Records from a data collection
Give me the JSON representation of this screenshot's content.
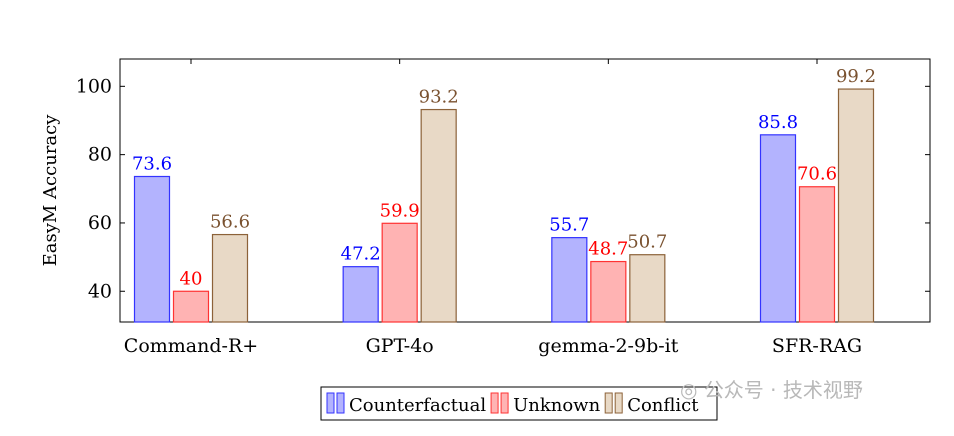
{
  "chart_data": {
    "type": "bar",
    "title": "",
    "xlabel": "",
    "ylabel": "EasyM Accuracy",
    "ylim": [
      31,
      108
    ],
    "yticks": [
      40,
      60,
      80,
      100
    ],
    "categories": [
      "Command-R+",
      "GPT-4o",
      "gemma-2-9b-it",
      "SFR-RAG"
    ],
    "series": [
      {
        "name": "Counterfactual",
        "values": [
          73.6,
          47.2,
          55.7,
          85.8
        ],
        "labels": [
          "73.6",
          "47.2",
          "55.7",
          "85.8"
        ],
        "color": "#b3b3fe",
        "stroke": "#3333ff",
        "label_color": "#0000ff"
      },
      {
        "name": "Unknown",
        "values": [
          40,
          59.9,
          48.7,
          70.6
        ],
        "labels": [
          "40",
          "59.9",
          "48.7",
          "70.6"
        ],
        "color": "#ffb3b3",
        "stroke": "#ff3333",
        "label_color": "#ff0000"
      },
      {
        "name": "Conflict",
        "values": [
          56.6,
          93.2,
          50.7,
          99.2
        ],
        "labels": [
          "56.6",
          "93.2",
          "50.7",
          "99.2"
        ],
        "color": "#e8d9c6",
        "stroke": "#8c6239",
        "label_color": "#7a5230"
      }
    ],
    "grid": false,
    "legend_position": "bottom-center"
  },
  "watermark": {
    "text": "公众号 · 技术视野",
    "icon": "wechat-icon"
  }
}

__Aim__: Copy every line above word for word and exclude the pictures.

__Task result__:
Give me the JSON representation of this screenshot's content.
{
  "chart_data": {
    "type": "bar",
    "title": "",
    "xlabel": "",
    "ylabel": "EasyM Accuracy",
    "ylim": [
      31,
      108
    ],
    "yticks": [
      40,
      60,
      80,
      100
    ],
    "categories": [
      "Command-R+",
      "GPT-4o",
      "gemma-2-9b-it",
      "SFR-RAG"
    ],
    "series": [
      {
        "name": "Counterfactual",
        "values": [
          73.6,
          47.2,
          55.7,
          85.8
        ],
        "labels": [
          "73.6",
          "47.2",
          "55.7",
          "85.8"
        ],
        "color": "#b3b3fe",
        "stroke": "#3333ff",
        "label_color": "#0000ff"
      },
      {
        "name": "Unknown",
        "values": [
          40,
          59.9,
          48.7,
          70.6
        ],
        "labels": [
          "40",
          "59.9",
          "48.7",
          "70.6"
        ],
        "color": "#ffb3b3",
        "stroke": "#ff3333",
        "label_color": "#ff0000"
      },
      {
        "name": "Conflict",
        "values": [
          56.6,
          93.2,
          50.7,
          99.2
        ],
        "labels": [
          "56.6",
          "93.2",
          "50.7",
          "99.2"
        ],
        "color": "#e8d9c6",
        "stroke": "#8c6239",
        "label_color": "#7a5230"
      }
    ],
    "grid": false,
    "legend_position": "bottom-center"
  },
  "watermark": {
    "text": "公众号 · 技术视野",
    "icon": "wechat-icon"
  }
}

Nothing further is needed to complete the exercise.